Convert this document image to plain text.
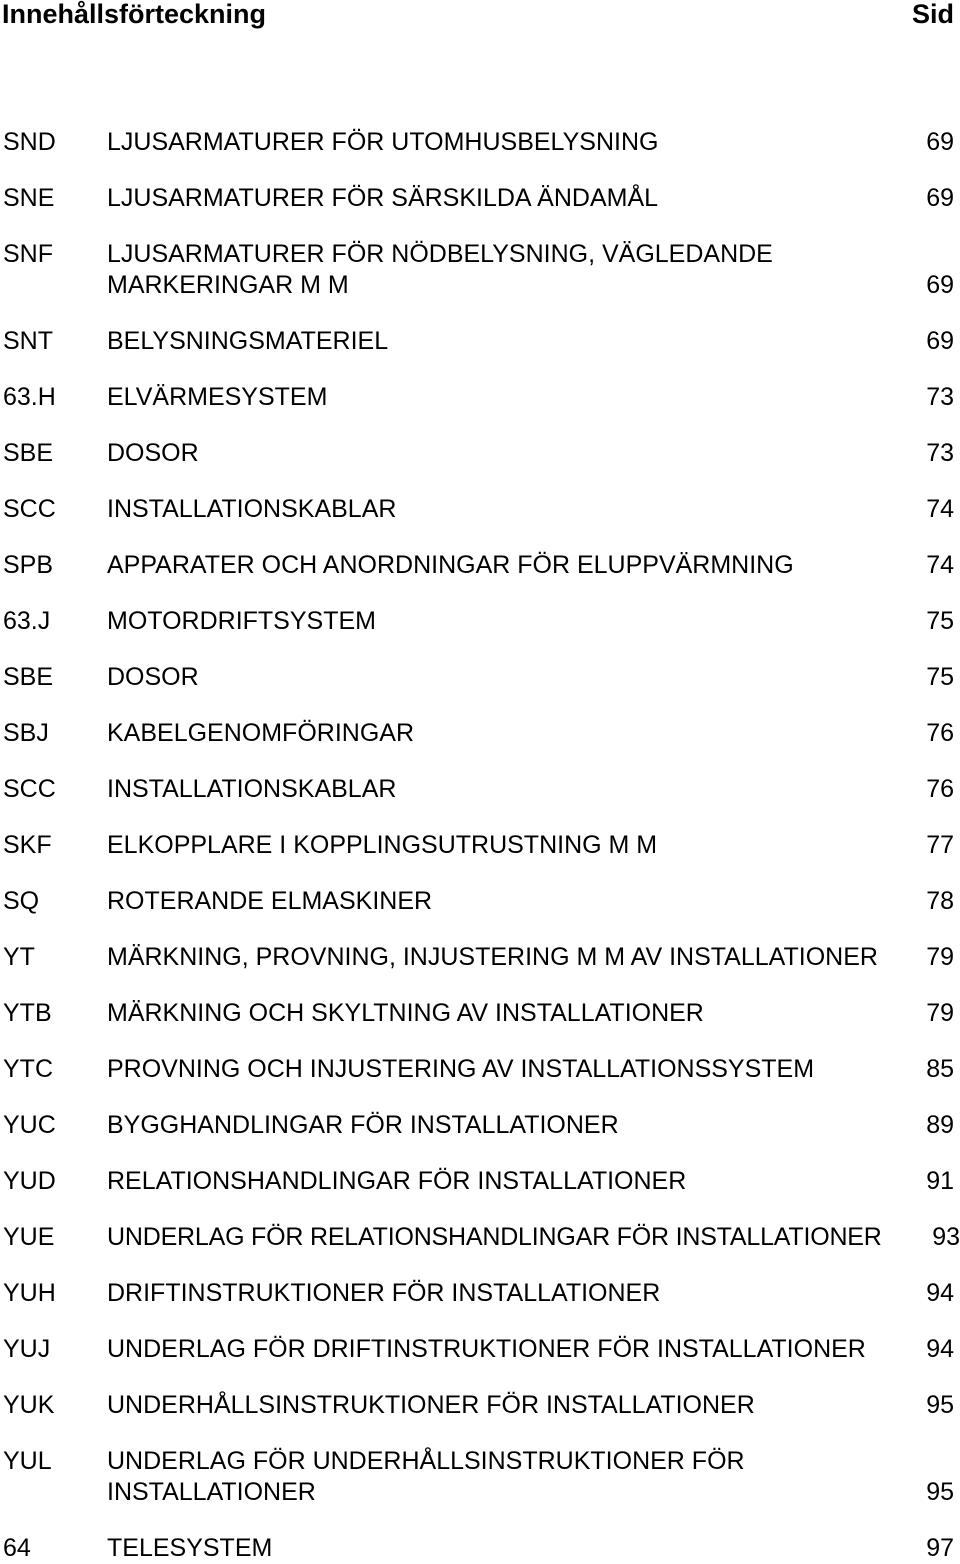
Innehållsförteckning	Sid
SND LJUSARMATURER FÖR UTOMHUSBELYSNING	69
SNE LJUSARMATURER FÖR SÄRSKILDA ÄNDAMÅL	69
SNF LJUSARMATURER FÖR NÖDBELYSNING, VÄGLEDANDE
MARKERINGAR M M	69
SNT BELYSNINGSMATERIEL	69
63.H ELVÄRMESYSTEM	73
SBE DOSOR	73
SCC INSTALLATIONSKABLAR	74
SPB APPARATER OCH ANORDNINGAR FÖR ELUPPVÄRMNING	74
63.J MOTORDRIFTSYSTEM	75
SBE DOSOR	75
SBJ KABELGENOMFÖRINGAR	76
SCC INSTALLATIONSKABLAR	76
SKF ELKOPPLARE I KOPPLINGSUTRUSTNING M M	77
SQ	ROTERANDE ELMASKINER	78
YT	MÄRKNING, PROVNING, INJUSTERING M M AV INSTALLATIONER 79
YTB MÄRKNING OCH SKYLTNING AV INSTALLATIONER	79
YTC PROVNING OCH INJUSTERING AV INSTALLATIONSSYSTEM	85
YUC BYGGHANDLINGAR FÖR INSTALLATIONER	89
YUD RELATIONSHANDLINGAR FÖR INSTALLATIONER	91
YUE UNDERLAG FÖR RELATIONSHANDLINGAR FÖR INSTALLATIONER 93
YUH DRIFTINSTRUKTIONER FÖR INSTALLATIONER	94
YUJ UNDERLAG FÖR DRIFTINSTRUKTIONER FÖR INSTALLATIONER 94
YUK UNDERHÅLLSINSTRUKTIONER FÖR INSTALLATIONER	95
YUL UNDERLAG FÖR UNDERHÅLLSINSTRUKTIONER FÖR
INSTALLATIONER	95
64	TELESYSTEM	97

○ ○ ○

Problem requirements
For each line of the data that has the word "RELATIONSHANDLINGAR", report that line.

Solved problem
YUD RELATIONSHANDLINGAR FÖR INSTALLATIONER	91
YUE UNDERLAG FÖR RELATIONSHANDLINGAR FÖR INSTALLATIONER 93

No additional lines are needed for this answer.